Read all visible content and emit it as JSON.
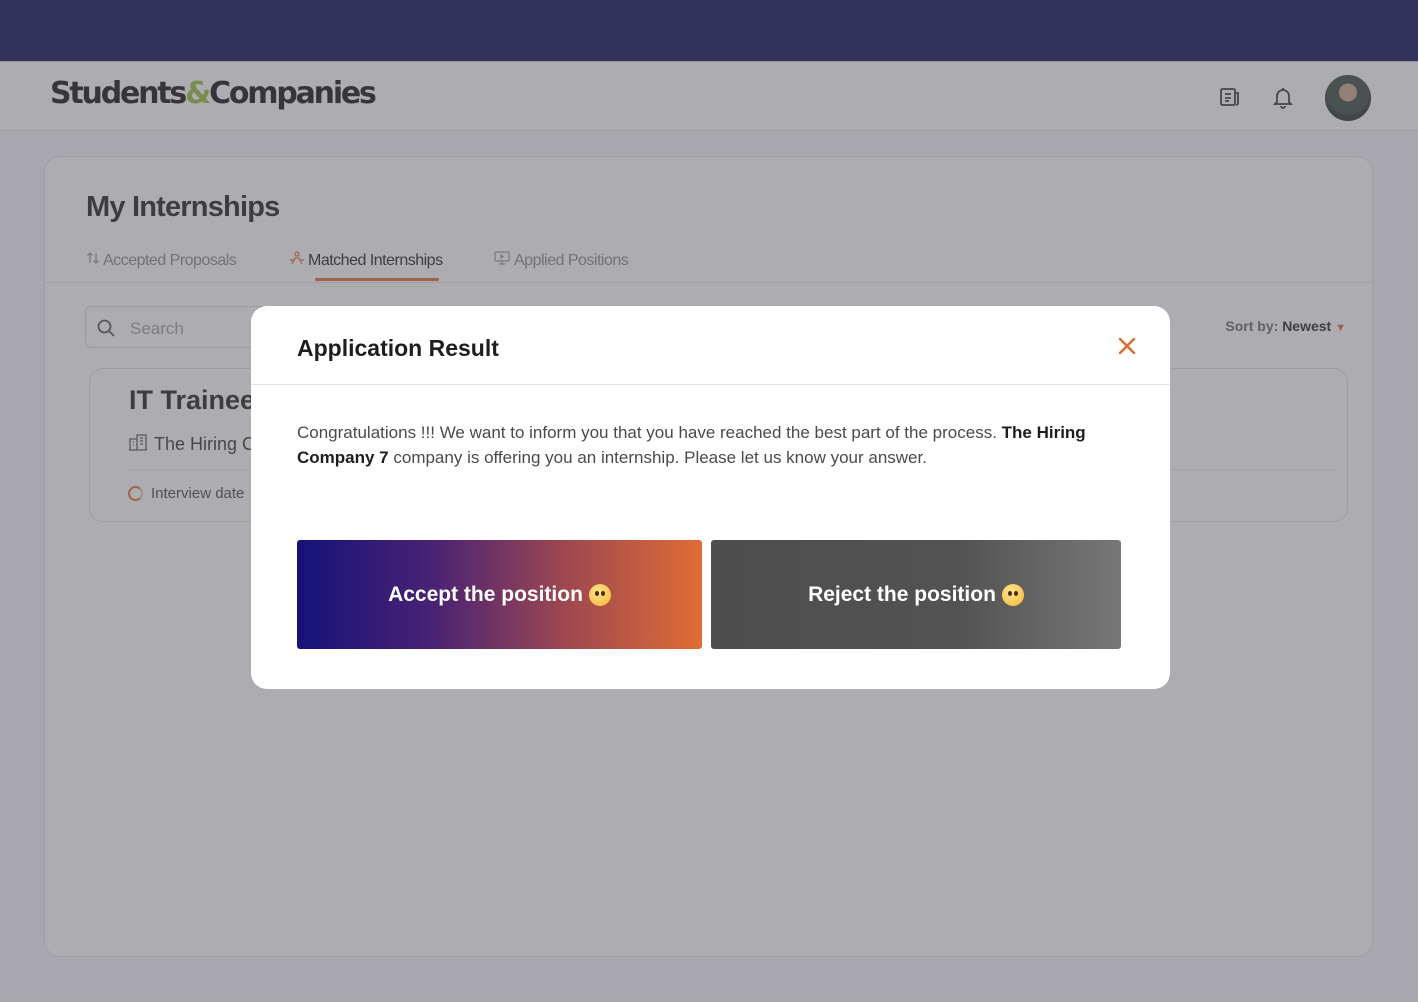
{
  "app": {
    "logo_left": "Students",
    "logo_amp": "&",
    "logo_right": "Companies",
    "colors": {
      "topbar": "#0c0a52",
      "accent": "#e06b2e",
      "logo_amp": "#9bbd3f"
    }
  },
  "header": {
    "icons": [
      "news-icon",
      "bell-icon",
      "avatar"
    ]
  },
  "page": {
    "title": "My Internships",
    "tabs": [
      {
        "label": "Accepted Proposals",
        "icon": "swap-arrows-icon",
        "active": false
      },
      {
        "label": "Matched Internships",
        "icon": "handshake-icon",
        "active": true
      },
      {
        "label": "Applied Positions",
        "icon": "presentation-icon",
        "active": false
      }
    ],
    "search": {
      "placeholder": "Search"
    },
    "sort": {
      "label": "Sort by:",
      "value": "Newest"
    }
  },
  "internship": {
    "title": "IT Trainee",
    "company": "The Hiring Co",
    "date_label": "Interview date"
  },
  "modal": {
    "title": "Application Result",
    "body_start": "Congratulations !!! We want to inform you that you have reached the best part of the process. ",
    "company": "The Hiring Company 7",
    "body_end": " company is offering you an internship. Please let us know your answer.",
    "accept_label": "Accept the position",
    "reject_label": "Reject the position"
  }
}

========================

- [Requirement]
Look over the records above and copy each line that includes the string "Hiring".

- [Exercise output]
    "company": "The Hiring Co",
    "company": "The Hiring Company 7",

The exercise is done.